Start

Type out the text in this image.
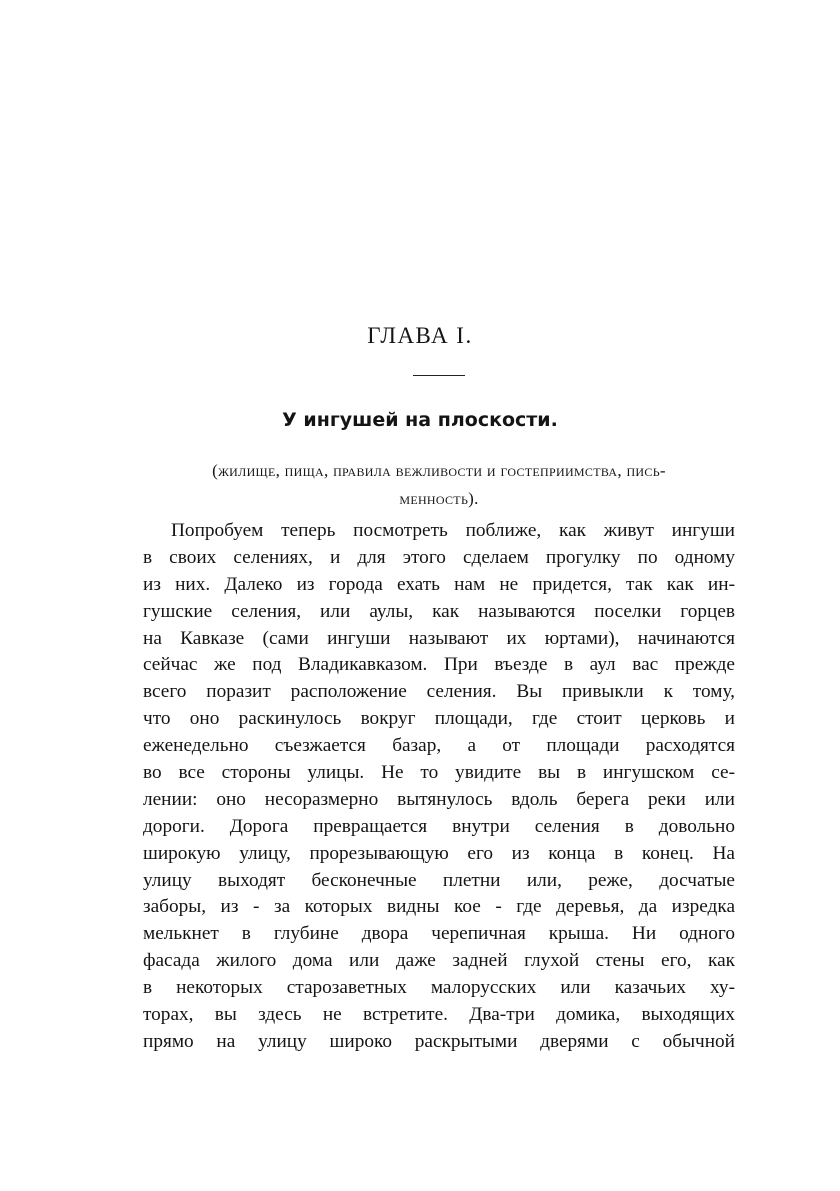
ГЛАВА I.
У ингушей на плоскости.

(жилище, пища, правила вежливости и гостеприимства, пись-
менность).

Попробуем теперь посмотреть поближе, как живут ингуши
в своих селениях, и для этого сделаем прогулку по одному
из них. Далеко из города ехать нам не придется, так как ин-
гушские селения, или аулы, как называются поселки горцев
на Кавказе (сами ингуши называют их юртами), начинаются
сейчас же под Владикавказом. При въезде в аул вас прежде
всего поразит расположение селения. Вы привыкли к тому,
что оно раскинулось вокруг площади, где стоит церковь и
еженедельно съезжается базар, а от площади расходятся
во все стороны улицы. Не то увидите вы в ингушском се-
лении: оно несоразмерно вытянулось вдоль берега реки или
дороги. Дорога превращается внутри селения в довольно
широкую улицу, прорезывающую его из конца в конец. На
улицу выходят бесконечные плетни или, реже, досчатые
заборы, из - за которых видны кое - где деревья, да изредка
мелькнет в глубине двора черепичная крыша. Ни одного
фасада жилого дома или даже задней глухой стены его, как
в некоторых старозаветных малорусских или казачьих ху-
торах, вы здесь не встретите. Два-три домика, выходящих
прямо на улицу широко раскрытыми дверями с обычной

End

* _Short exercise_
Quote in full the listing given above; the images are to be left out.

* _Answer to the task_
Type out the text in this image.
ГЛАВА I.
У ингушей на плоскости.

(жилище, пища, правила вежливости и гостеприимства, пись-
менность).

Попробуем теперь посмотреть поближе, как живут ингуши
в своих селениях, и для этого сделаем прогулку по одному
из них. Далеко из города ехать нам не придется, так как ин-
гушские селения, или аулы, как называются поселки горцев
на Кавказе (сами ингуши называют их юртами), начинаются
сейчас же под Владикавказом. При въезде в аул вас прежде
всего поразит расположение селения. Вы привыкли к тому,
что оно раскинулось вокруг площади, где стоит церковь и
еженедельно съезжается базар, а от площади расходятся
во все стороны улицы. Не то увидите вы в ингушском се-
лении: оно несоразмерно вытянулось вдоль берега реки или
дороги. Дорога превращается внутри селения в довольно
широкую улицу, прорезывающую его из конца в конец. На
улицу выходят бесконечные плетни или, реже, досчатые
заборы, из - за которых видны кое - где деревья, да изредка
мелькнет в глубине двора черепичная крыша. Ни одного
фасада жилого дома или даже задней глухой стены его, как
в некоторых старозаветных малорусских или казачьих ху-
торах, вы здесь не встретите. Два-три домика, выходящих
прямо на улицу широко раскрытыми дверями с обычной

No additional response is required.